-- start of INPUT MATERIAL --

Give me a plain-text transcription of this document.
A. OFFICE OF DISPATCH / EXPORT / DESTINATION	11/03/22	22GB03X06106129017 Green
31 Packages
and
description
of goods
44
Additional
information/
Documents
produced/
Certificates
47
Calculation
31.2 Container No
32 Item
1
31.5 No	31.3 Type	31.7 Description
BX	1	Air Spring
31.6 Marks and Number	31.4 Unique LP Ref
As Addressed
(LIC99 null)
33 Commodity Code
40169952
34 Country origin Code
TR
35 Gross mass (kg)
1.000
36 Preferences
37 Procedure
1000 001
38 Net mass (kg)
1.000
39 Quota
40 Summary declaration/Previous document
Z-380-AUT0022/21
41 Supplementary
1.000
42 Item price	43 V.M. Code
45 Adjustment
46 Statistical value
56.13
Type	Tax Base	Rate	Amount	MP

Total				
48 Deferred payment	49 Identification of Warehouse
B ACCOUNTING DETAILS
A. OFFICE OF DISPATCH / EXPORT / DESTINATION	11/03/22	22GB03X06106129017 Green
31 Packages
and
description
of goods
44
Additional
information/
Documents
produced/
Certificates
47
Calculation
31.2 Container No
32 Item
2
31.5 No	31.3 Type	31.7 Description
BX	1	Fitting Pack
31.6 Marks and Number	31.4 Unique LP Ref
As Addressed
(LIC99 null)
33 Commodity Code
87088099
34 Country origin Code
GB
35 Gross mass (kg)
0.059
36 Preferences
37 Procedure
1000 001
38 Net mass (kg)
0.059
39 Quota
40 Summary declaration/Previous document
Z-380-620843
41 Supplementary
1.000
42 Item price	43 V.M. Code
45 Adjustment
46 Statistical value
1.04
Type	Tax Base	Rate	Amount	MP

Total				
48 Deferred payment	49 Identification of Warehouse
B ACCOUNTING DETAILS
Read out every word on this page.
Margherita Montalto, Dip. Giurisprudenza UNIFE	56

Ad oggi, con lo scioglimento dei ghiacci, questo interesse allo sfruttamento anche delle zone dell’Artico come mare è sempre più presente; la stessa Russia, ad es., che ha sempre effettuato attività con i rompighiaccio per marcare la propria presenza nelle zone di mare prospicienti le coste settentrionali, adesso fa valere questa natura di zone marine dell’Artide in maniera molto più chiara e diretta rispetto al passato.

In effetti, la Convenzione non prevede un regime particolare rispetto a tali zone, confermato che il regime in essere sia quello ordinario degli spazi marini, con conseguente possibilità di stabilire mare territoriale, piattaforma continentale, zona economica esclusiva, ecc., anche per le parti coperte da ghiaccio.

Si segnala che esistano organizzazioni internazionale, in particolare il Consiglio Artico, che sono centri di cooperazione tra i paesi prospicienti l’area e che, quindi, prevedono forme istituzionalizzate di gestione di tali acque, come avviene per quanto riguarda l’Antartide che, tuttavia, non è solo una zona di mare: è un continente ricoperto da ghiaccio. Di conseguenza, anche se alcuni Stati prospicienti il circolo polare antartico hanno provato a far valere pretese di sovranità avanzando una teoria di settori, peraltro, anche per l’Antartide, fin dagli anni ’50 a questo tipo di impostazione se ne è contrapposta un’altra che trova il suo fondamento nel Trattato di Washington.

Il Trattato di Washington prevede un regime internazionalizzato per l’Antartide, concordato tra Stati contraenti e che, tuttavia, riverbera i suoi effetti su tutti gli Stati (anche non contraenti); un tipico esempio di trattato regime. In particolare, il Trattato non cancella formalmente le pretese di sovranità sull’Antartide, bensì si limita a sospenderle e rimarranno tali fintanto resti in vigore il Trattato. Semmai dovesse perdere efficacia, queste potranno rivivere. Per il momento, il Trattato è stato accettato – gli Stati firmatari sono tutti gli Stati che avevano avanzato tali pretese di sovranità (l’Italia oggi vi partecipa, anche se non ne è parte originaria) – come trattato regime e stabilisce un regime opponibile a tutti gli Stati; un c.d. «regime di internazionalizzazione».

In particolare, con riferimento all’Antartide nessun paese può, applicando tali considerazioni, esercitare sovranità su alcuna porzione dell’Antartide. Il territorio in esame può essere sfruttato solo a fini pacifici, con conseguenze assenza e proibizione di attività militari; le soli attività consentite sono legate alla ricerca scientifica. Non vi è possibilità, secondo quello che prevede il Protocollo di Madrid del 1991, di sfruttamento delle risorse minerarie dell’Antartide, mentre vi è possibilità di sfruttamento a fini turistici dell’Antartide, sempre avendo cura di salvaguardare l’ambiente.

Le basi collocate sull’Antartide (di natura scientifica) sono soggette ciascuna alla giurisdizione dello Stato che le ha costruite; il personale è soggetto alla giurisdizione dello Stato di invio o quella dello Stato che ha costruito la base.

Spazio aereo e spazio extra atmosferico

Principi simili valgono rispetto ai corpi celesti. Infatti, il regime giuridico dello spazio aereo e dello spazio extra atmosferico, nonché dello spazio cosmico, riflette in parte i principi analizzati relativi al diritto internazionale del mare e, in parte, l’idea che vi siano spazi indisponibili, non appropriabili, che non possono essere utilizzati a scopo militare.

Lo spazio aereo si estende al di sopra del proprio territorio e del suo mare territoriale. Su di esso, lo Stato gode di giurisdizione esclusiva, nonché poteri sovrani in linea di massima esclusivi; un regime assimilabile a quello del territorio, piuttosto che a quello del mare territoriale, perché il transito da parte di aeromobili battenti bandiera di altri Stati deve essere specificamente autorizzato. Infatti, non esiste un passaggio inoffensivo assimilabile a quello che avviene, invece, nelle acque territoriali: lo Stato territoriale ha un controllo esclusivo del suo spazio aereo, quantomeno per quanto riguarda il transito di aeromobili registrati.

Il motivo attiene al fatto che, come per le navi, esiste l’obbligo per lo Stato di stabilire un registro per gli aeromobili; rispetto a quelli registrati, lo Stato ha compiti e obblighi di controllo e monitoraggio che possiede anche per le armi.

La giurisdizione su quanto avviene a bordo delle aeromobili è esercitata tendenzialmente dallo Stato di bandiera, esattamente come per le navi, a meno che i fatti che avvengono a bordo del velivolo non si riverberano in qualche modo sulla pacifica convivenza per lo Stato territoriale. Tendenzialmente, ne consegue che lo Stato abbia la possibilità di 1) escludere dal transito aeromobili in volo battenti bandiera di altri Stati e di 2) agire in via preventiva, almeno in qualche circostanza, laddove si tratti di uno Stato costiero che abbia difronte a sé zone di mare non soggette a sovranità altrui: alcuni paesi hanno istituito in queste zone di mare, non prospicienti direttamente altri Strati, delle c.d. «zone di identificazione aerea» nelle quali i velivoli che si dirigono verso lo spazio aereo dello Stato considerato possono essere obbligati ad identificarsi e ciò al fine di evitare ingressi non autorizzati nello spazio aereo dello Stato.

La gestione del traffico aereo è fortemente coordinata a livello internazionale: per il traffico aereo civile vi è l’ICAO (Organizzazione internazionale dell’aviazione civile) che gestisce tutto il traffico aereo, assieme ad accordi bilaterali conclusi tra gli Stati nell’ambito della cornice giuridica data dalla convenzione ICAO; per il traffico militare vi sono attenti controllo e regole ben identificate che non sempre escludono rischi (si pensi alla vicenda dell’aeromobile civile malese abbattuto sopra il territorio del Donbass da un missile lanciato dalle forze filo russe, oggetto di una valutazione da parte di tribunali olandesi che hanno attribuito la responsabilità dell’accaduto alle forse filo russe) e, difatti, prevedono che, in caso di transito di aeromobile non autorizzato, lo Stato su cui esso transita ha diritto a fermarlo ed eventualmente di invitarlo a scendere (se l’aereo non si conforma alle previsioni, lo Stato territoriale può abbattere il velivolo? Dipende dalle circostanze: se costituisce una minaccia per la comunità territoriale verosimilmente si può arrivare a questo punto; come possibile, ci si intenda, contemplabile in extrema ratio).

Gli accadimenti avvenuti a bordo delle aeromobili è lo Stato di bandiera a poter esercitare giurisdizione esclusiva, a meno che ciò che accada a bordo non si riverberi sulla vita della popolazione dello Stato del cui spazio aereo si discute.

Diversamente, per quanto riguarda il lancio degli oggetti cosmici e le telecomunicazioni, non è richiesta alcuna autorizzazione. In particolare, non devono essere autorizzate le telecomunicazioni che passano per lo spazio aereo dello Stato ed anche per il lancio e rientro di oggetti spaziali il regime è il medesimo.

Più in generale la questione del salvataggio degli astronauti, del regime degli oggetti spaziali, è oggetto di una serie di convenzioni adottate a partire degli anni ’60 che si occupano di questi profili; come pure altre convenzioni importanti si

-- end of INPUT MATERIAL --

== WRITTEN PROBLEM ==
Only a number is wanted: how many lines contain "alcuni"?

== EXPECTED ANSWER ==
2